◆ INPUT DATA
== == ==
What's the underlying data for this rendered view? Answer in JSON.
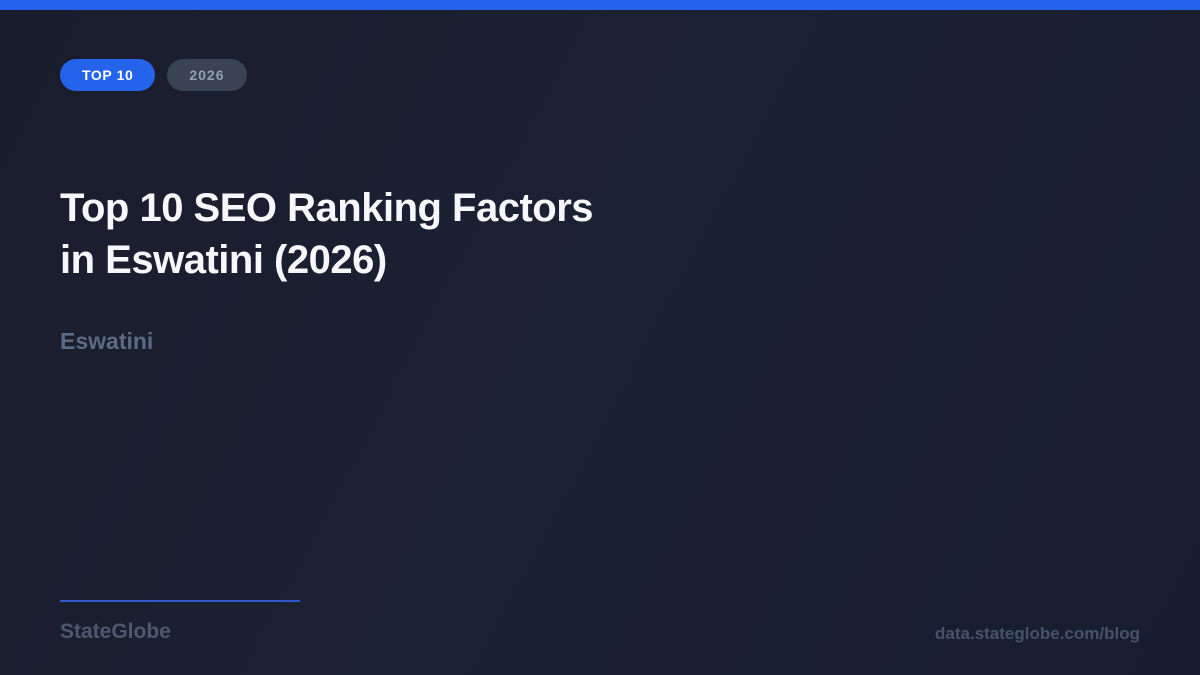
{
  "theme": {
    "accent_blue": "#2563eb",
    "background_dark": "#191c2b",
    "title_color": "#f5f7fa",
    "subtitle_color": "#5c6a84",
    "footer_brand_color": "#4d576e",
    "footer_url_color": "#46526b",
    "badge_secondary_bg": "#3a4353",
    "badge_secondary_text": "#94a0b1",
    "divider_color": "#2e57c9"
  },
  "badges": {
    "primary_label": "TOP 10",
    "secondary_label": "2026"
  },
  "title": {
    "line1": "Top 10 SEO Ranking Factors",
    "line2": "in Eswatini (2026)"
  },
  "subtitle": "Eswatini",
  "footer": {
    "brand": "StateGlobe",
    "url": "data.stateglobe.com/blog"
  }
}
== == ==
◆ AIM
From the listing, extract all text exactly as given and drop any picture.

◆ SOLUTION FOR THIS TASK
What's the underlying data for this rendered view? Answer in JSON.
{
  "theme": {
    "accent_blue": "#2563eb",
    "background_dark": "#191c2b",
    "title_color": "#f5f7fa",
    "subtitle_color": "#5c6a84",
    "footer_brand_color": "#4d576e",
    "footer_url_color": "#46526b",
    "badge_secondary_bg": "#3a4353",
    "badge_secondary_text": "#94a0b1",
    "divider_color": "#2e57c9"
  },
  "badges": {
    "primary_label": "TOP 10",
    "secondary_label": "2026"
  },
  "title": {
    "line1": "Top 10 SEO Ranking Factors",
    "line2": "in Eswatini (2026)"
  },
  "subtitle": "Eswatini",
  "footer": {
    "brand": "StateGlobe",
    "url": "data.stateglobe.com/blog"
  }
}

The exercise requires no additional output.